Figure record extracts:
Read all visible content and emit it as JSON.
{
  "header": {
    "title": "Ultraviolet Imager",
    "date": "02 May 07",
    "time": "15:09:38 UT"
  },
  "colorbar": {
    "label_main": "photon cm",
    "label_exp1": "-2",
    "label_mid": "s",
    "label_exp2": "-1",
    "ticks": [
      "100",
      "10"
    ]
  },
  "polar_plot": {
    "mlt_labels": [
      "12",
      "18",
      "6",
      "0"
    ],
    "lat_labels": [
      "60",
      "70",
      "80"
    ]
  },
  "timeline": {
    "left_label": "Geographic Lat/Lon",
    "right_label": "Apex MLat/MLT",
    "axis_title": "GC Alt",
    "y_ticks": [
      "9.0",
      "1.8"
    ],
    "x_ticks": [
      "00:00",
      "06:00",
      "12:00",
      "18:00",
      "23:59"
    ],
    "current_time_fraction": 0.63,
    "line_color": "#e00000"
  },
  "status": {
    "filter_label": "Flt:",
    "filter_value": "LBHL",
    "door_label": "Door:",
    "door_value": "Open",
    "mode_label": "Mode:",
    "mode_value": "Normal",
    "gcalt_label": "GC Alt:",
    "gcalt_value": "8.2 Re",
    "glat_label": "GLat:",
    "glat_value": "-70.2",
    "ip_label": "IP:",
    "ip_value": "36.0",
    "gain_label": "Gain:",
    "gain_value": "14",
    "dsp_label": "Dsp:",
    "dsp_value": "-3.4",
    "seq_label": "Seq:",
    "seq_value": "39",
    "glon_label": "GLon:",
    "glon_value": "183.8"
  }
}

What this task involves:
Repeat every line of the records above exactly.

The response:
Read all visible content and emit it as JSON.
{
  "header": {
    "title": "Ultraviolet Imager",
    "date": "02 May 07",
    "time": "15:09:38 UT"
  },
  "colorbar": {
    "label_main": "photon cm",
    "label_exp1": "-2",
    "label_mid": "s",
    "label_exp2": "-1",
    "ticks": [
      "100",
      "10"
    ]
  },
  "polar_plot": {
    "mlt_labels": [
      "12",
      "18",
      "6",
      "0"
    ],
    "lat_labels": [
      "60",
      "70",
      "80"
    ]
  },
  "timeline": {
    "left_label": "Geographic Lat/Lon",
    "right_label": "Apex MLat/MLT",
    "axis_title": "GC Alt",
    "y_ticks": [
      "9.0",
      "1.8"
    ],
    "x_ticks": [
      "00:00",
      "06:00",
      "12:00",
      "18:00",
      "23:59"
    ],
    "current_time_fraction": 0.63,
    "line_color": "#e00000"
  },
  "status": {
    "filter_label": "Flt:",
    "filter_value": "LBHL",
    "door_label": "Door:",
    "door_value": "Open",
    "mode_label": "Mode:",
    "mode_value": "Normal",
    "gcalt_label": "GC Alt:",
    "gcalt_value": "8.2 Re",
    "glat_label": "GLat:",
    "glat_value": "-70.2",
    "ip_label": "IP:",
    "ip_value": "36.0",
    "gain_label": "Gain:",
    "gain_value": "14",
    "dsp_label": "Dsp:",
    "dsp_value": "-3.4",
    "seq_label": "Seq:",
    "seq_value": "39",
    "glon_label": "GLon:",
    "glon_value": "183.8"
  }
}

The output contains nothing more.